*** Supplied data ***
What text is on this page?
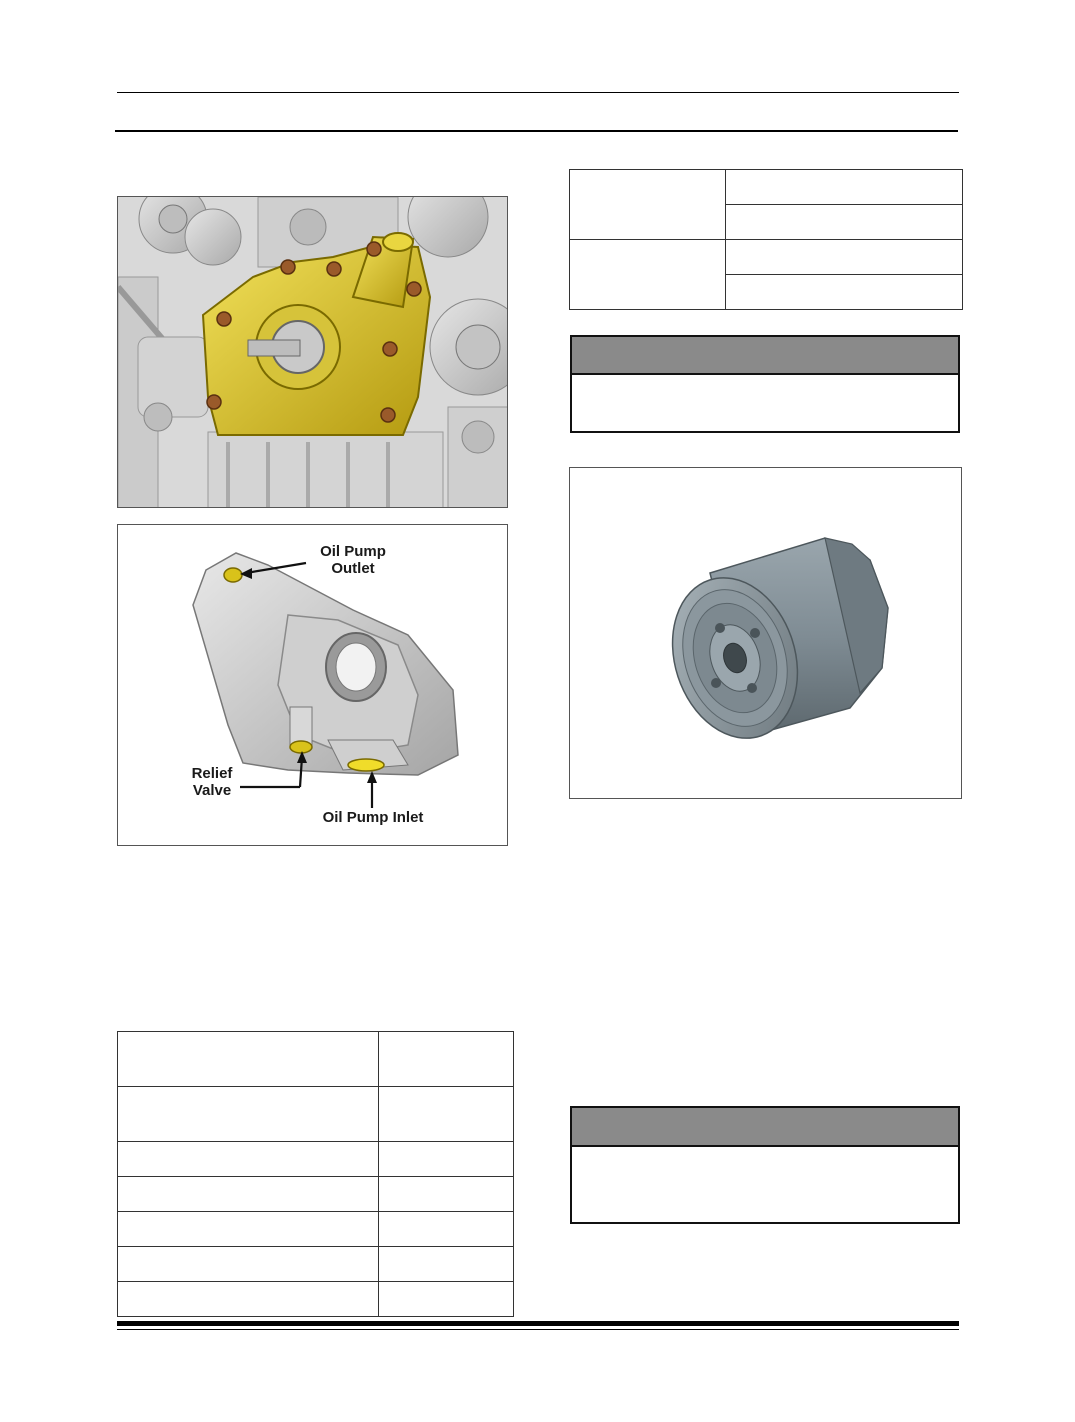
Oil Pump
Outlet
Relief
Valve
Oil Pump Inlet
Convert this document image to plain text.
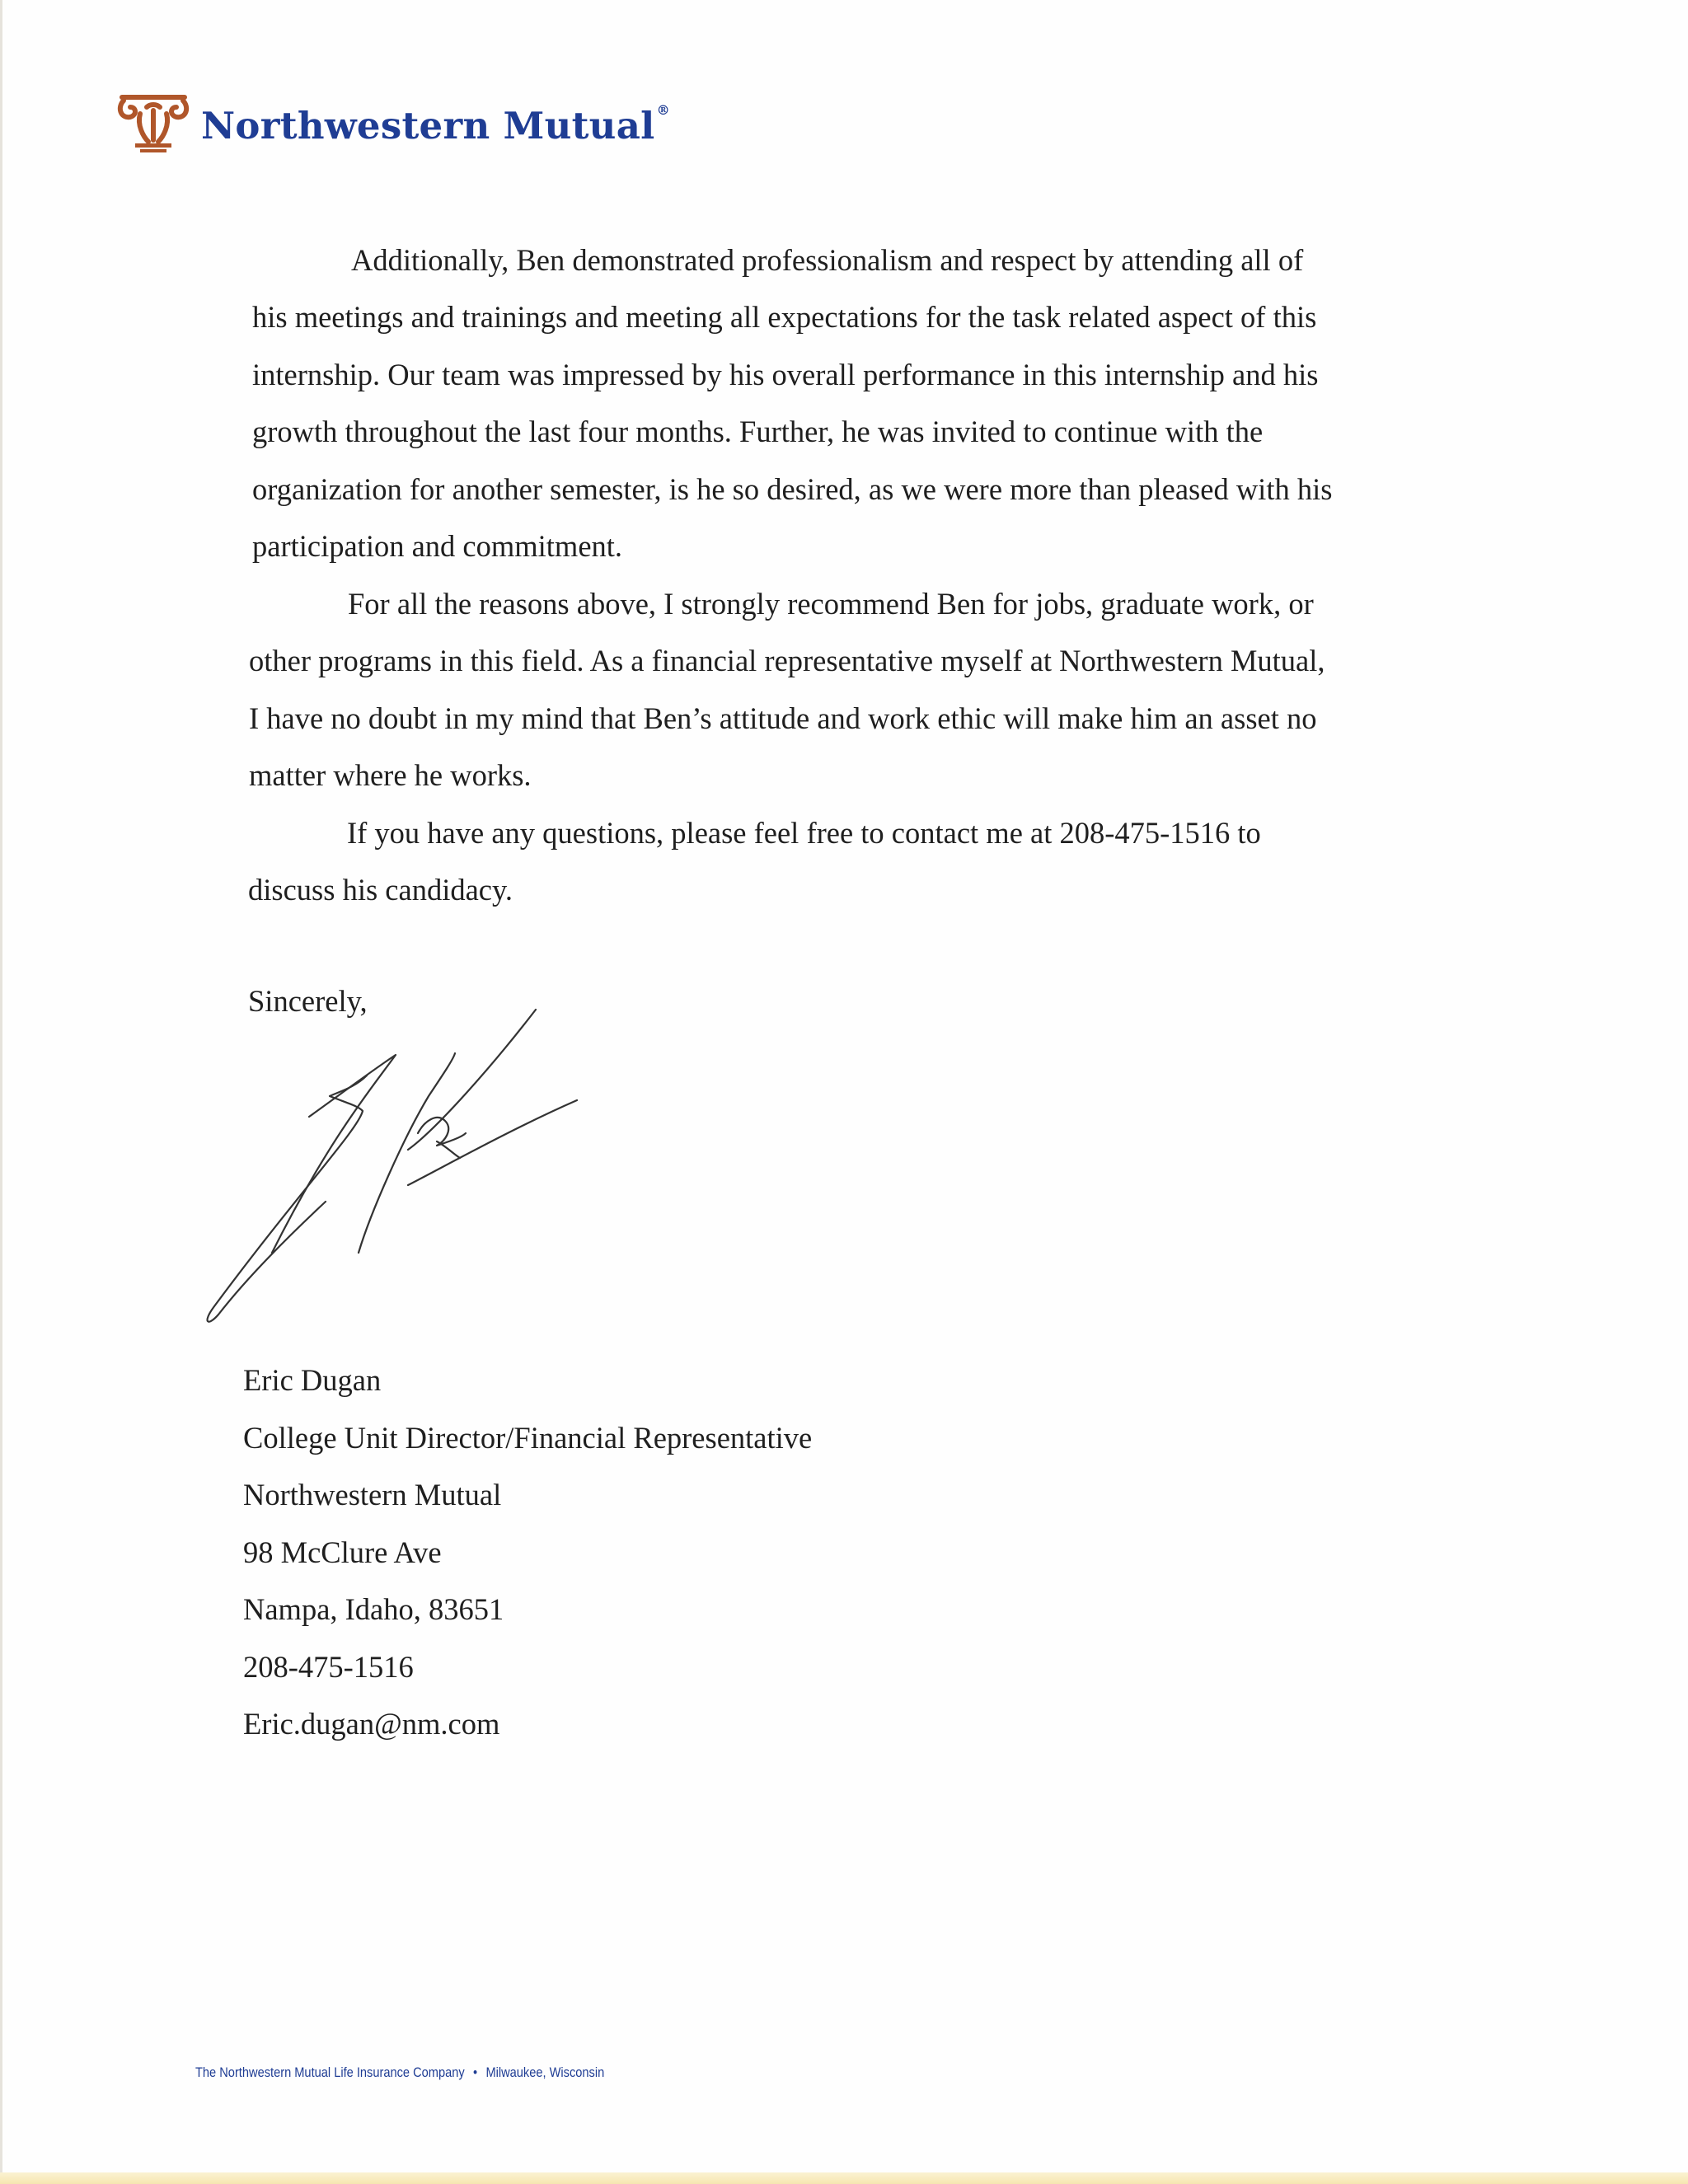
Northwestern Mutual ®

Additionally, Ben demonstrated professionalism and respect by attending all of
his meetings and trainings and meeting all expectations for the task related aspect of this
internship. Our team was impressed by his overall performance in this internship and his
growth throughout the last four months. Further, he was invited to continue with the
organization for another semester, is he so desired, as we were more than pleased with his
participation and commitment.

For all the reasons above, I strongly recommend Ben for jobs, graduate work, or
other programs in this field. As a financial representative myself at Northwestern Mutual,
I have no doubt in my mind that Ben’s attitude and work ethic will make him an asset no
matter where he works.

If you have any questions, please feel free to contact me at 208-475-1516 to
discuss his candidacy.

Sincerely,
Eric Dugan
College Unit Director/Financial Representative
Northwestern Mutual
98 McClure Ave
Nampa, Idaho, 83651
208-475-1516
Eric.dugan@nm.com
The Northwestern Mutual Life Insurance Company • Milwaukee, Wisconsin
***
What is the number of lines above that hold the string "this"? Answer with that number alone.

5